[Data entries]
----

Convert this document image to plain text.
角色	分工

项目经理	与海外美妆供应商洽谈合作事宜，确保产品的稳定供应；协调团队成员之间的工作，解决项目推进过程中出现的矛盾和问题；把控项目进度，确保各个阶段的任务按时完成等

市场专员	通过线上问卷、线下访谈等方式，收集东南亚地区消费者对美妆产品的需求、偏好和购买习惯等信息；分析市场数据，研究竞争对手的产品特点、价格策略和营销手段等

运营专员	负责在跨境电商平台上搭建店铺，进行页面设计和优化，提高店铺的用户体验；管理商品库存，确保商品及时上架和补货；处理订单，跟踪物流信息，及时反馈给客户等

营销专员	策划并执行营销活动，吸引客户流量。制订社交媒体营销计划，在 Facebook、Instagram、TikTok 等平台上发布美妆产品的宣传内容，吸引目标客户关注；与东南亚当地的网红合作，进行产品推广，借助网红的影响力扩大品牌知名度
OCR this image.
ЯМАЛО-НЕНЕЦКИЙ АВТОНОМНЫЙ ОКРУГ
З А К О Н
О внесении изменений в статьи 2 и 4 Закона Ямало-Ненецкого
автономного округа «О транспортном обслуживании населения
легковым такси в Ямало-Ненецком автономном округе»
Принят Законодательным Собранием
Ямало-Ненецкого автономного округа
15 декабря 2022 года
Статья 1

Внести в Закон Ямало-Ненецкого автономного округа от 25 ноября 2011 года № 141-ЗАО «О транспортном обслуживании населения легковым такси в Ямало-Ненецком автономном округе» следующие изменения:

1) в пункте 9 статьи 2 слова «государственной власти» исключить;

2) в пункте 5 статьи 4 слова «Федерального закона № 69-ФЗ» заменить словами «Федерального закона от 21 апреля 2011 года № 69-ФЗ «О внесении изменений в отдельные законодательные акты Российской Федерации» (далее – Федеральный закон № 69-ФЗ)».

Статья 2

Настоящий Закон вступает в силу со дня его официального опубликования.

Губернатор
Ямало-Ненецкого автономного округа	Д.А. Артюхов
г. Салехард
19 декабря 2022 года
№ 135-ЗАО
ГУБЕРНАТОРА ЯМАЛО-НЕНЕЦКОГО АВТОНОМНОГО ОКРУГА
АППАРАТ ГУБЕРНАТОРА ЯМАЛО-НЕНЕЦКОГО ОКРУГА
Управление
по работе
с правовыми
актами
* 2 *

----

Exercise description >>
Lines of the material that contain the word "слова" are to be gathered.

Full answer >>
1) в пункте 9 статьи 2 слова «государственной власти» исключить;
2) в пункте 5 статьи 4 слова «Федерального закона № 69-ФЗ» заменить словами «Федерального закона от 21 апреля 2011 года № 69-ФЗ «О внесении изменений в отдельные законодательные акты Российской Федерации» (далее – Федеральный закон № 69-ФЗ)».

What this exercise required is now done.